Without the pictures, give the entries below again exactly as written.

***** MATERIAL SHOWN *****

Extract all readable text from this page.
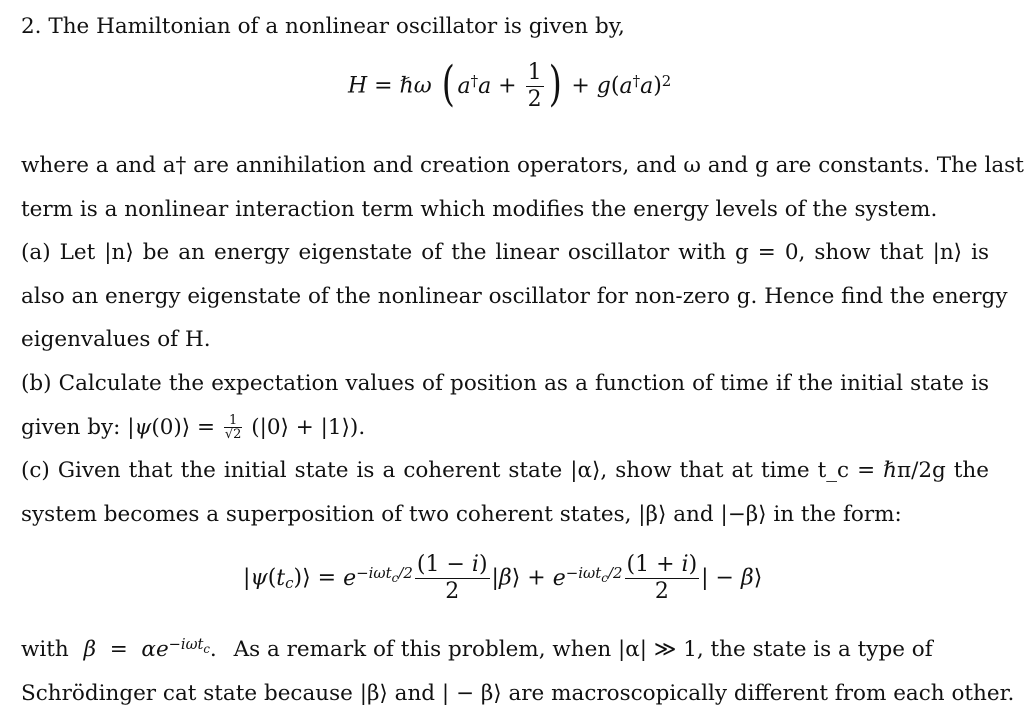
2. The Hamiltonian of a nonlinear oscillator is given by,
H = ℏω ( $a^\dagger a + \frac{1}{2}$ ) + $g(a^\dagger a)^2$
where a and a† are annihilation and creation operators, and ω and g are constants. The last
term is a nonlinear interaction term which modifies the energy levels of the system.
(a) Let |n⟩ be an energy eigenstate of the linear oscillator with g = 0, show that |n⟩ is
also an energy eigenstate of the nonlinear oscillator for non-zero g. Hence find the energy
eigenvalues of H.
(b) Calculate the expectation values of position as a function of time if the initial state is
given by: |ψ(0)⟩ = $\frac{1}{√2}$ (|0⟩ + |1⟩).
(c) Given that the initial state is a coherent state |α⟩, show that at time t_c = ℏπ/2g the
system becomes a superposition of two coherent states, |β⟩ and |−β⟩ in the form:
$|\psi(t_c)⟩ = e^{-i\omega t_c/2} \frac{(1 - i)}{2}$ |β⟩ + $e^{-i\omega t_c/2} \frac{(1 + i)}{2}$ | − β⟩
with $\beta = \alpha e^{-i\omega t_c}$. As a remark of this problem, when |α| ≫ 1, the state is a type of
Schrödinger cat state because |β⟩ and | − β⟩ are macroscopically different from each other.
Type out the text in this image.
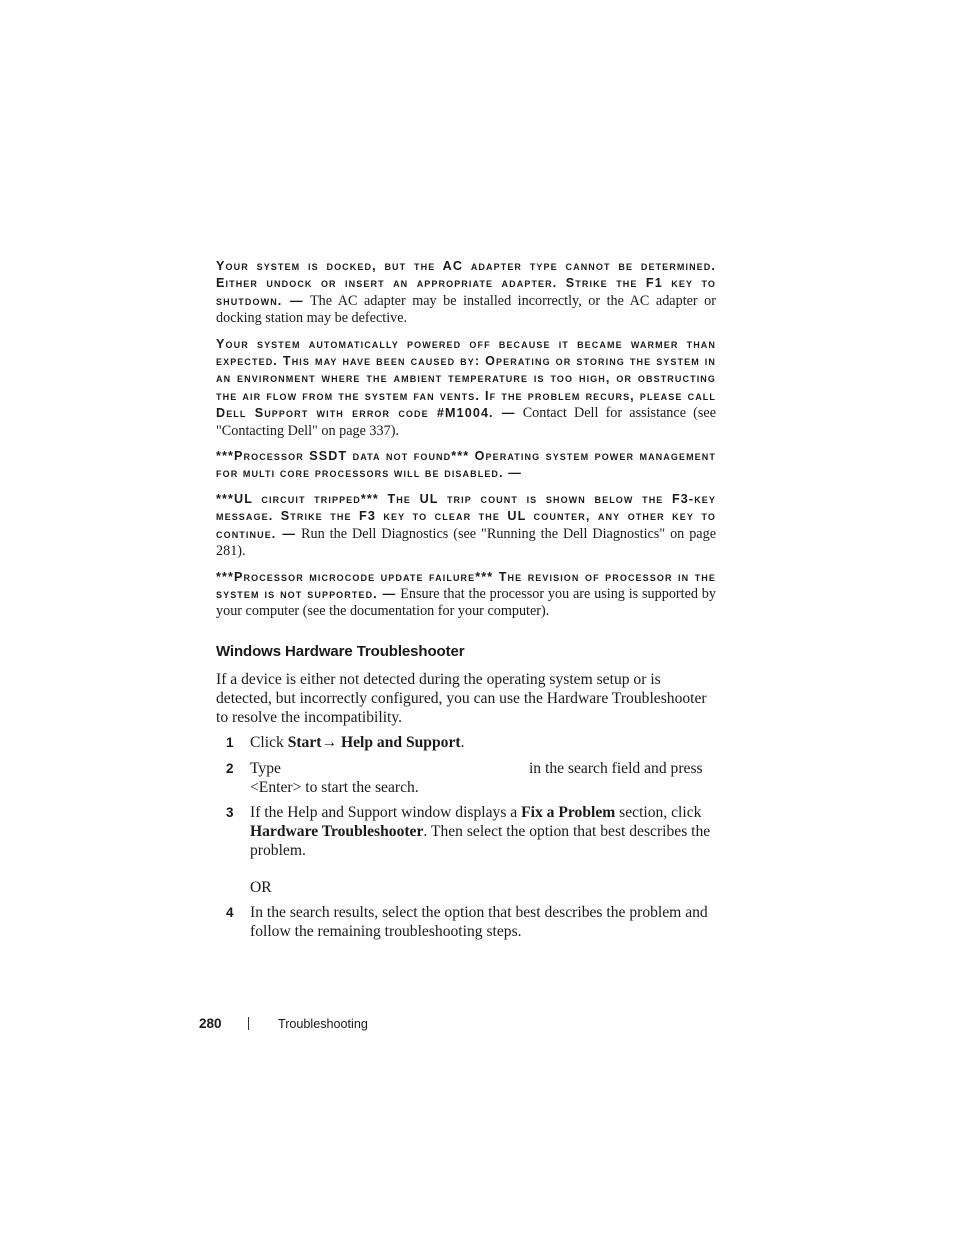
Your system is docked, but the AC adapter type cannot be determined. Either undock or insert an appropriate adapter. Strike the F1 key to shutdown. — The AC adapter may be installed incorrectly, or the AC adapter or docking station may be defective.

Your system automatically powered off because it became warmer than expected. This may have been caused by: Operating or storing the system in an environment where the ambient temperature is too high, or obstructing the air flow from the system fan vents. If the problem recurs, please call Dell Support with error code #M1004. — Contact Dell for assistance (see "Contacting Dell" on page 337).

***Processor SSDT data not found*** Operating system power management for multi core processors will be disabled. —

***UL circuit tripped*** The UL trip count is shown below the F3-key message. Strike the F3 key to clear the UL counter, any other key to continue. — Run the Dell Diagnostics (see "Running the Dell Diagnostics" on page 281).

***Processor microcode update failure*** The revision of processor in the system is not supported. — Ensure that the processor you are using is supported by your computer (see the documentation for your computer).

Windows Hardware Troubleshooter

If a device is either not detected during the operating system setup or is detected, but incorrectly configured, you can use the Hardware Troubleshooter to resolve the incompatibility.

1 Click Start→ Help and Support.
2 Type	in the search field and press <Enter> to start the search.
3 If the Help and Support window displays a Fix a Problem section, click Hardware Troubleshooter. Then select the option that best describes the problem.
OR
4 In the search results, select the option that best describes the problem and follow the remaining troubleshooting steps.
280	Troubleshooting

*****

» **ANSWER TO THE EXERCISE**
Extract all readable text from this page.
2. The Hamiltonian of a nonlinear oscillator is given by,
H = ℏω ( $a^\dagger a + \frac{1}{2}$ ) + $g(a^\dagger a)^2$
where a and a† are annihilation and creation operators, and ω and g are constants. The last
term is a nonlinear interaction term which modifies the energy levels of the system.
(a) Let |n⟩ be an energy eigenstate of the linear oscillator with g = 0, show that |n⟩ is
also an energy eigenstate of the nonlinear oscillator for non-zero g. Hence find the energy
eigenvalues of H.
(b) Calculate the expectation values of position as a function of time if the initial state is
given by: |ψ(0)⟩ = $\frac{1}{√2}$ (|0⟩ + |1⟩).
(c) Given that the initial state is a coherent state |α⟩, show that at time t_c = ℏπ/2g the
system becomes a superposition of two coherent states, |β⟩ and |−β⟩ in the form:
$|\psi(t_c)⟩ = e^{-i\omega t_c/2} \frac{(1 - i)}{2}$ |β⟩ + $e^{-i\omega t_c/2} \frac{(1 + i)}{2}$ | − β⟩
with $\beta = \alpha e^{-i\omega t_c}$. As a remark of this problem, when |α| ≫ 1, the state is a type of
Schrödinger cat state because |β⟩ and | − β⟩ are macroscopically different from each other.
Type out the text in this image.
Your system is docked, but the AC adapter type cannot be determined. Either undock or insert an appropriate adapter. Strike the F1 key to shutdown. — The AC adapter may be installed incorrectly, or the AC adapter or docking station may be defective.

Your system automatically powered off because it became warmer than expected. This may have been caused by: Operating or storing the system in an environment where the ambient temperature is too high, or obstructing the air flow from the system fan vents. If the problem recurs, please call Dell Support with error code #M1004. — Contact Dell for assistance (see "Contacting Dell" on page 337).

***Processor SSDT data not found*** Operating system power management for multi core processors will be disabled. —

***UL circuit tripped*** The UL trip count is shown below the F3-key message. Strike the F3 key to clear the UL counter, any other key to continue. — Run the Dell Diagnostics (see "Running the Dell Diagnostics" on page 281).

***Processor microcode update failure*** The revision of processor in the system is not supported. — Ensure that the processor you are using is supported by your computer (see the documentation for your computer).

Windows Hardware Troubleshooter

If a device is either not detected during the operating system setup or is detected, but incorrectly configured, you can use the Hardware Troubleshooter to resolve the incompatibility.

1 Click Start→ Help and Support.
2 Type	in the search field and press <Enter> to start the search.
3 If the Help and Support window displays a Fix a Problem section, click Hardware Troubleshooter. Then select the option that best describes the problem.
OR
4 In the search results, select the option that best describes the problem and follow the remaining troubleshooting steps.
280	Troubleshooting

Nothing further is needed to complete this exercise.